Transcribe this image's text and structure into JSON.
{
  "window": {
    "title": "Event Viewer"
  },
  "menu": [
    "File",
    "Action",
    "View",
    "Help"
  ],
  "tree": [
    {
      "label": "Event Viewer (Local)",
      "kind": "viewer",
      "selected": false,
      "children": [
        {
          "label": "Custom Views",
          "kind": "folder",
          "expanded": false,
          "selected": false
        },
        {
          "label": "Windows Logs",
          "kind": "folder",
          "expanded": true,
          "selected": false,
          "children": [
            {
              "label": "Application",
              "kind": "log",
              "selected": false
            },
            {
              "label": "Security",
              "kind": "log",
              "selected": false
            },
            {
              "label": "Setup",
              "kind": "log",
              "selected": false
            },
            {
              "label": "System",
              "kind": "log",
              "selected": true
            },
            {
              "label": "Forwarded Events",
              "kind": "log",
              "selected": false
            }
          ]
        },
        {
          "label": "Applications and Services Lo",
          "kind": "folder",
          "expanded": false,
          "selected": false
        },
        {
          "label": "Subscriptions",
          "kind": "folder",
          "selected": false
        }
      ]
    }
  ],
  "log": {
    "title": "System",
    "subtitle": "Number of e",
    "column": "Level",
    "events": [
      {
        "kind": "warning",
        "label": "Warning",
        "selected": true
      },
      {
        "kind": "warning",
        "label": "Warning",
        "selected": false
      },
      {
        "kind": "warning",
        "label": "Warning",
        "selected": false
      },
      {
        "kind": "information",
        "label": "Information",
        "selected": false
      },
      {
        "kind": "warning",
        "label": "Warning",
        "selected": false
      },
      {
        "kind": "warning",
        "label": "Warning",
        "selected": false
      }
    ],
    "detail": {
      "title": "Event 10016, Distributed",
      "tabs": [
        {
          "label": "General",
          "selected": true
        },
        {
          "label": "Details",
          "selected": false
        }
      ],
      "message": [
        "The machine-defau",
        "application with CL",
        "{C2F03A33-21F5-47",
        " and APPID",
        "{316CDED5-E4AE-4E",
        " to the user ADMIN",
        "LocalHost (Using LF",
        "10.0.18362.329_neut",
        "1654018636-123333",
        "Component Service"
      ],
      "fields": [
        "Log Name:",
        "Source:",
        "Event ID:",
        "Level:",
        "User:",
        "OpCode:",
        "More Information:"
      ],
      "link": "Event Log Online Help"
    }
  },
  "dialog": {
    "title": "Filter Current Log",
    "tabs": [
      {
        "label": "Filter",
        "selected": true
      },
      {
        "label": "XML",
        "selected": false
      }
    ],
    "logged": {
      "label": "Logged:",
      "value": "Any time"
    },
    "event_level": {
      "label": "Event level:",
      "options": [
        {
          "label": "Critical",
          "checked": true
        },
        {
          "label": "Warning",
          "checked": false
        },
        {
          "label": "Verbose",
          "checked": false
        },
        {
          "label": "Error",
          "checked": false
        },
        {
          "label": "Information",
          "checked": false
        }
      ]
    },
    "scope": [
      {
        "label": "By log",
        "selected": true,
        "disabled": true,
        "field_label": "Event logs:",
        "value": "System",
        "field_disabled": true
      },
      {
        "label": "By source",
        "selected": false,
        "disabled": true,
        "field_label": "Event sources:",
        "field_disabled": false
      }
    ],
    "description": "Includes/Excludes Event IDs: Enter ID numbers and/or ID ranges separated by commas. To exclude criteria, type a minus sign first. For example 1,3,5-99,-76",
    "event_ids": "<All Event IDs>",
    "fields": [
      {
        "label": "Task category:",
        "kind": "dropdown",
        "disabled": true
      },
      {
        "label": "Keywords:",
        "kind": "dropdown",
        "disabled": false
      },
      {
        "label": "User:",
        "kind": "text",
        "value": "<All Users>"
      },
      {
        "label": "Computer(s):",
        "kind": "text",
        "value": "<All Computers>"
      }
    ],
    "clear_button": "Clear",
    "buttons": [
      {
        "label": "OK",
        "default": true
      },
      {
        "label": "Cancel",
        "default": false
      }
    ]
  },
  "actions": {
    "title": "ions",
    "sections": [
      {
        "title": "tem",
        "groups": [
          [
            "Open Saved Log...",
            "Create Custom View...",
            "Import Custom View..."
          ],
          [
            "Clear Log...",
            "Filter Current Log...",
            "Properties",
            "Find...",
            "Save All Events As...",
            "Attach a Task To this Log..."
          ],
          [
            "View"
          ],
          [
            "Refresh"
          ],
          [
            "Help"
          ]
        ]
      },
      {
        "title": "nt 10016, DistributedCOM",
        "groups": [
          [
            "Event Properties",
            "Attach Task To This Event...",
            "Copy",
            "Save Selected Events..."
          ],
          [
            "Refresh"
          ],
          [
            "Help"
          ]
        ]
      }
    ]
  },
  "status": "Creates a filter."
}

-.-.-

## EXERCISE BRIEF
Above are the records; copy every line in them that holds the word "Attach".

## RESPONSE
            "Attach a Task To this Log..."
            "Attach Task To This Event...",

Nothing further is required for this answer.